··· EXERCISE INPUTS

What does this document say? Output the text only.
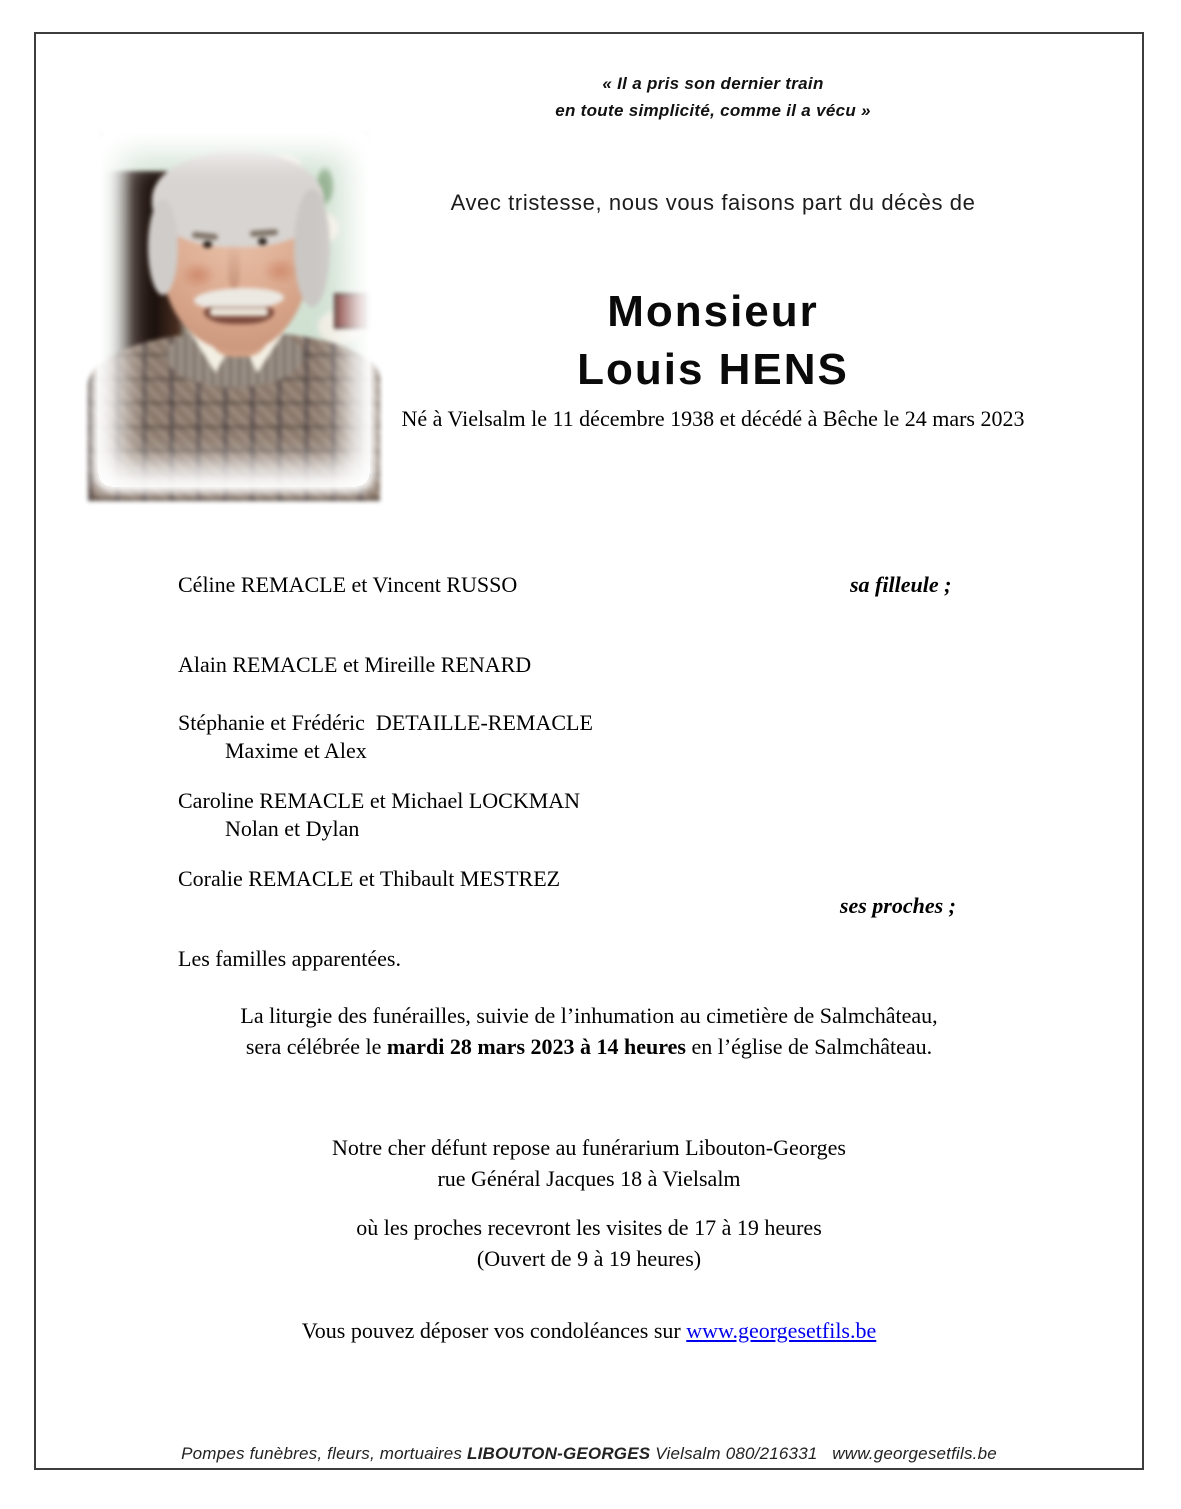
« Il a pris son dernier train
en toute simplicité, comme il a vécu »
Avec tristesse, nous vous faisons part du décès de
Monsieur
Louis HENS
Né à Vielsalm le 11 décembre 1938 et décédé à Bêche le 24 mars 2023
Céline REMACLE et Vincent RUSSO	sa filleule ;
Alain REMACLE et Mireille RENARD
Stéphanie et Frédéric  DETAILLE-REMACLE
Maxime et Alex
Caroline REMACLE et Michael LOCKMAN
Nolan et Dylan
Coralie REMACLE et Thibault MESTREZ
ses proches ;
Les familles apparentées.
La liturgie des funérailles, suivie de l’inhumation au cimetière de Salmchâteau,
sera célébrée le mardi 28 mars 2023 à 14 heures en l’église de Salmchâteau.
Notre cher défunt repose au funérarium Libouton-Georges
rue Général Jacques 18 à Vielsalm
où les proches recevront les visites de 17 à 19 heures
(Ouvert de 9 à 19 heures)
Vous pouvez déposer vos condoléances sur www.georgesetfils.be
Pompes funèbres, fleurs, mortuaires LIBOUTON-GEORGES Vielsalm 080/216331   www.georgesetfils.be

······

#### WRITTEN INSTRUCTION:
Images in the records should not be copied. Repeat all the rest exactly.

#### COMPLETE RESPONSE:
What does this document say? Output the text only.
« Il a pris son dernier train
en toute simplicité, comme il a vécu »
Avec tristesse, nous vous faisons part du décès de
Monsieur
Louis HENS
Né à Vielsalm le 11 décembre 1938 et décédé à Bêche le 24 mars 2023
Céline REMACLE et Vincent RUSSO	sa filleule ;
Alain REMACLE et Mireille RENARD
Stéphanie et Frédéric  DETAILLE-REMACLE
Maxime et Alex
Caroline REMACLE et Michael LOCKMAN
Nolan et Dylan
Coralie REMACLE et Thibault MESTREZ
ses proches ;
Les familles apparentées.
La liturgie des funérailles, suivie de l’inhumation au cimetière de Salmchâteau,
sera célébrée le mardi 28 mars 2023 à 14 heures en l’église de Salmchâteau.
Notre cher défunt repose au funérarium Libouton-Georges
rue Général Jacques 18 à Vielsalm
où les proches recevront les visites de 17 à 19 heures
(Ouvert de 9 à 19 heures)
Vous pouvez déposer vos condoléances sur www.georgesetfils.be
Pompes funèbres, fleurs, mortuaires LIBOUTON-GEORGES Vielsalm 080/216331   www.georgesetfils.be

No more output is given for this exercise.